╭─ GIVEN PASSAGE

Thyroxine entering the thyroid gland via the vascular bed may leave the gland as triiodothyronines. Studies with perfused dog thyroid lobes.

In perfused dog thyroid lobes some of the T4 released from thyroglobulin (endogenous T4) is deiodinated during the secretion process to T3 and rT3, leading to a relative hypersecretion of triiodothyronines. The enzymes responsible for this deiodination are found in the follicular cells and resemble the T4 deiodinases in the liver. In the present study we investigated whether exogenous T4 infused into the thyroid via the vascular bed is also deiodinated to T3 and rT3. In two-sided thyroid perfusion experiments one lobe received T4 (200 ng/ml) during the perfusion period of 60-200 min. The contralateral lobe acted as control. T4 infusion was followed by a gradual increase in T3 and rT3 in thyroid effluent to a new level. This corresponded to 3.4 +/- 1.0% (mean +/- SE, n = 6) of the infused T4 leaving the gland as T3 and 0.7 +/- 0.2% as rT3. This thyroidal deiodination of exogenous T4 to T3 and rT3 was significantly reduced if T4 was infused in iodothyronine-free dog serum instead of buffer medium, probably owing to the presence of T4-binding proteins. Serum perfusion did not affect the deiodination of endogenous T4 to T3 significantly, whereas the deiodination of endogenous T4 to rT3 was depressed. Hence both endogenous T4 (from thyroglobulin) and exogenous T4 (arriving via the vascular bed) are deiodinated to triiodothyronines in the thyroid. Intrathyroidal T3 generation from plasma-borne T4 could be of considerable quantitative importance in patients with hyperstimulated goiters.

╰─

* _WORK INSTRUCTIONS_
In the dog thyroid perfusion study, what concentration of T4 was infused into one lobe? The rows that follow have nothing to do with the study above.

╭─ RECORDED DATA

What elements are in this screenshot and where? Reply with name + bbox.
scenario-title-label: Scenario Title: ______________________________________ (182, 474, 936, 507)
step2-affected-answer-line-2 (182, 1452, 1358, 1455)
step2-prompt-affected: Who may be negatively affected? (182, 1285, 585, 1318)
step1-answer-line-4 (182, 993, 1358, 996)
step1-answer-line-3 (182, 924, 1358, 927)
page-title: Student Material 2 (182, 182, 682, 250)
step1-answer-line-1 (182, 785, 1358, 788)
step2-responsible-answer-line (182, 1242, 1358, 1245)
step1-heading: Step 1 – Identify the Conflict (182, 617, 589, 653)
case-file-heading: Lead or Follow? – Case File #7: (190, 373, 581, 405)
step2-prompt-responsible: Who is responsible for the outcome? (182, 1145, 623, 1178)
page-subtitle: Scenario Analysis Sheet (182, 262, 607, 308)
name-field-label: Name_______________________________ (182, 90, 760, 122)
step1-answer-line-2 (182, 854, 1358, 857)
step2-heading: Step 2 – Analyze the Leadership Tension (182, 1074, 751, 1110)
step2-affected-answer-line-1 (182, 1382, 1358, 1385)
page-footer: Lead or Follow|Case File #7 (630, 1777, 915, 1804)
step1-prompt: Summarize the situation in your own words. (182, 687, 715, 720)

╰─

* _REPLY TO THE EXERCISE_
200 ng/ml